▶
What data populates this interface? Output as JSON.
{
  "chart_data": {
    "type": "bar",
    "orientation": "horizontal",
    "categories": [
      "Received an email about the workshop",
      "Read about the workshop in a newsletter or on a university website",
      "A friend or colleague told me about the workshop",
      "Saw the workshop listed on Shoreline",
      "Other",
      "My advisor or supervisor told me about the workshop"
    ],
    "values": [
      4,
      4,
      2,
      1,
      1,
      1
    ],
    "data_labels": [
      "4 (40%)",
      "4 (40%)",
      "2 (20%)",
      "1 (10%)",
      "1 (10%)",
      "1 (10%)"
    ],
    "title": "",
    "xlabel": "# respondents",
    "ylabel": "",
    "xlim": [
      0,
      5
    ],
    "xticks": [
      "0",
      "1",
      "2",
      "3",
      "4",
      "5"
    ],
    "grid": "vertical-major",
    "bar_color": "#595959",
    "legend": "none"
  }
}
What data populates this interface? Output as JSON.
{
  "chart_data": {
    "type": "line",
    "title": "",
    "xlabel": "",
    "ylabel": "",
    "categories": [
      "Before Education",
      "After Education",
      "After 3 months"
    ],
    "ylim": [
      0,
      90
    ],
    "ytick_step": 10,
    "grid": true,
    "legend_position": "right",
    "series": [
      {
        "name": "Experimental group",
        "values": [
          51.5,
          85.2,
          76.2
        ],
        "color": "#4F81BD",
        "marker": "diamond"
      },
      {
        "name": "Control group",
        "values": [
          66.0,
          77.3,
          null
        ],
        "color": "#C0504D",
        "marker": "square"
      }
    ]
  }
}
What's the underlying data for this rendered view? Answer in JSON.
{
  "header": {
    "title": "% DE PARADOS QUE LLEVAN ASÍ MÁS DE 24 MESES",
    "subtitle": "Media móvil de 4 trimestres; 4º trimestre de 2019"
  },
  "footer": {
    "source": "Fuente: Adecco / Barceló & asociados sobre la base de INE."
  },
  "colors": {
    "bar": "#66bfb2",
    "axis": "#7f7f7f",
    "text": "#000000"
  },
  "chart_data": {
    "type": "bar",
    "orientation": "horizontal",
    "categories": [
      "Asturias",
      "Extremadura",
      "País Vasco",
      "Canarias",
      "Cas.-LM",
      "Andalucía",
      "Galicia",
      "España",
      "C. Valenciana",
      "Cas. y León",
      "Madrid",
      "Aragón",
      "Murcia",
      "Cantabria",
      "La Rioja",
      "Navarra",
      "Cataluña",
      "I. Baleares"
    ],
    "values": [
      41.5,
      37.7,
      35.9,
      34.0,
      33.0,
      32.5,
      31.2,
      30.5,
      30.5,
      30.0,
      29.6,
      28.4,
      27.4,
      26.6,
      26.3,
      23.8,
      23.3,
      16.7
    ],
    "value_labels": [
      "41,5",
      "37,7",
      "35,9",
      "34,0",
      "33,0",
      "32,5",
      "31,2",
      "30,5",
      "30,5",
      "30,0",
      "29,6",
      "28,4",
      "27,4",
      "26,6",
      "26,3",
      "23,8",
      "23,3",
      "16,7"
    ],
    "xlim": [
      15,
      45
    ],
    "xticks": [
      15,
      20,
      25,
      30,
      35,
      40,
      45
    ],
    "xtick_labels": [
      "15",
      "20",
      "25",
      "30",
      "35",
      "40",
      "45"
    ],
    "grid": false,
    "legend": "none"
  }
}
◀
Written problem
Copy all of the data exactly.

Result of the task
What data populates this interface? Output as JSON.
{
  "chart_data": {
    "type": "bar",
    "orientation": "horizontal",
    "categories": [
      "Received an email about the workshop",
      "Read about the workshop in a newsletter or on a university website",
      "A friend or colleague told me about the workshop",
      "Saw the workshop listed on Shoreline",
      "Other",
      "My advisor or supervisor told me about the workshop"
    ],
    "values": [
      4,
      4,
      2,
      1,
      1,
      1
    ],
    "data_labels": [
      "4 (40%)",
      "4 (40%)",
      "2 (20%)",
      "1 (10%)",
      "1 (10%)",
      "1 (10%)"
    ],
    "title": "",
    "xlabel": "# respondents",
    "ylabel": "",
    "xlim": [
      0,
      5
    ],
    "xticks": [
      "0",
      "1",
      "2",
      "3",
      "4",
      "5"
    ],
    "grid": "vertical-major",
    "bar_color": "#595959",
    "legend": "none"
  }
}
What data populates this interface? Output as JSON.
{
  "chart_data": {
    "type": "line",
    "title": "",
    "xlabel": "",
    "ylabel": "",
    "categories": [
      "Before Education",
      "After Education",
      "After 3 months"
    ],
    "ylim": [
      0,
      90
    ],
    "ytick_step": 10,
    "grid": true,
    "legend_position": "right",
    "series": [
      {
        "name": "Experimental group",
        "values": [
          51.5,
          85.2,
          76.2
        ],
        "color": "#4F81BD",
        "marker": "diamond"
      },
      {
        "name": "Control group",
        "values": [
          66.0,
          77.3,
          null
        ],
        "color": "#C0504D",
        "marker": "square"
      }
    ]
  }
}
What's the underlying data for this rendered view? Answer in JSON.
{
  "header": {
    "title": "% DE PARADOS QUE LLEVAN ASÍ MÁS DE 24 MESES",
    "subtitle": "Media móvil de 4 trimestres; 4º trimestre de 2019"
  },
  "footer": {
    "source": "Fuente: Adecco / Barceló & asociados sobre la base de INE."
  },
  "colors": {
    "bar": "#66bfb2",
    "axis": "#7f7f7f",
    "text": "#000000"
  },
  "chart_data": {
    "type": "bar",
    "orientation": "horizontal",
    "categories": [
      "Asturias",
      "Extremadura",
      "País Vasco",
      "Canarias",
      "Cas.-LM",
      "Andalucía",
      "Galicia",
      "España",
      "C. Valenciana",
      "Cas. y León",
      "Madrid",
      "Aragón",
      "Murcia",
      "Cantabria",
      "La Rioja",
      "Navarra",
      "Cataluña",
      "I. Baleares"
    ],
    "values": [
      41.5,
      37.7,
      35.9,
      34.0,
      33.0,
      32.5,
      31.2,
      30.5,
      30.5,
      30.0,
      29.6,
      28.4,
      27.4,
      26.6,
      26.3,
      23.8,
      23.3,
      16.7
    ],
    "value_labels": [
      "41,5",
      "37,7",
      "35,9",
      "34,0",
      "33,0",
      "32,5",
      "31,2",
      "30,5",
      "30,5",
      "30,0",
      "29,6",
      "28,4",
      "27,4",
      "26,6",
      "26,3",
      "23,8",
      "23,3",
      "16,7"
    ],
    "xlim": [
      15,
      45
    ],
    "xticks": [
      15,
      20,
      25,
      30,
      35,
      40,
      45
    ],
    "xtick_labels": [
      "15",
      "20",
      "25",
      "30",
      "35",
      "40",
      "45"
    ],
    "grid": false,
    "legend": "none"
  }
}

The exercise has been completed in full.